Report every line from the material that contains the word "icon".

Data records:
--------------------
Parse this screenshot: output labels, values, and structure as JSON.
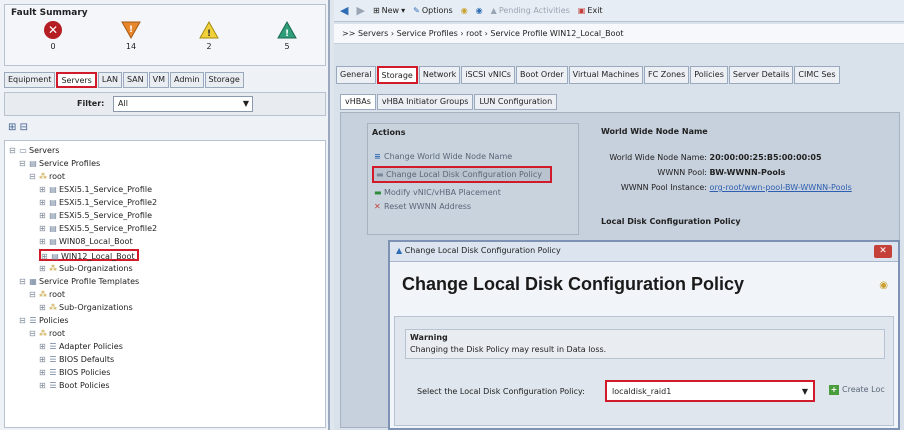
{
  "fault_summary": {
    "title": "Fault Summary",
    "counts": [
      {
        "icon": "critical-icon",
        "value": "0"
      },
      {
        "icon": "major-icon",
        "value": "14"
      },
      {
        "icon": "minor-icon",
        "value": "2"
      },
      {
        "icon": "warning-icon",
        "value": "5"
      }
    ]
  },
  "left_tabs": [
    "Equipment",
    "Servers",
    "LAN",
    "SAN",
    "VM",
    "Admin",
    "Storage"
  ],
  "filter": {
    "label": "Filter:",
    "value": "All"
  },
  "tree": [
    "Servers",
    "Service Profiles",
    "root",
    "ESXi5.1_Service_Profile",
    "ESXi5.1_Service_Profile2",
    "ESXi5.5_Service_Profile",
    "ESXi5.5_Service_Profile2",
    "WIN08_Local_Boot",
    "WIN12_Local_Boot",
    "Sub-Organizations",
    "Service Profile Templates",
    "root",
    "Sub-Organizations",
    "Policies",
    "root",
    "Adapter Policies",
    "BIOS Defaults",
    "BIOS Policies",
    "Boot Policies"
  ],
  "toolbar": {
    "new": "New",
    "options": "Options",
    "pending": "Pending Activities",
    "exit": "Exit"
  },
  "breadcrumb": ">> Servers › Service Profiles › root › Service Profile WIN12_Local_Boot",
  "right_tabs": [
    "General",
    "Storage",
    "Network",
    "iSCSI vNICs",
    "Boot Order",
    "Virtual Machines",
    "FC Zones",
    "Policies",
    "Server Details",
    "CIMC Ses"
  ],
  "sub_tabs": [
    "vHBAs",
    "vHBA Initiator Groups",
    "LUN Configuration"
  ],
  "actions": {
    "title": "Actions",
    "items": [
      "Change World Wide Node Name",
      "Change Local Disk Configuration Policy",
      "Modify vNIC/vHBA Placement",
      "Reset WWNN Address"
    ]
  },
  "wwnn": {
    "title": "World Wide Node Name",
    "node_label": "World Wide Node Name:",
    "node_value": "20:00:00:25:B5:00:00:05",
    "pool_label": "WWNN Pool:",
    "pool_value": "BW-WWNN-Pools",
    "instance_label": "WWNN Pool Instance:",
    "instance_value": "org-root/wwn-pool-BW-WWNN-Pools"
  },
  "local_disk_title": "Local Disk Configuration Policy",
  "dialog": {
    "bar_title": "Change Local Disk Configuration Policy",
    "heading": "Change Local Disk Configuration Policy",
    "warning_title": "Warning",
    "warning_text": "Changing the Disk Policy may result in Data loss.",
    "select_label": "Select the Local Disk Configuration Policy:",
    "select_value": "localdisk_raid1",
    "create_label": "Create Loc"
  }
}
--------------------
▸ **RESULT OF THE EXERCISE**
        "icon": "critical-icon",
        "icon": "major-icon",
        "icon": "minor-icon",
        "icon": "warning-icon",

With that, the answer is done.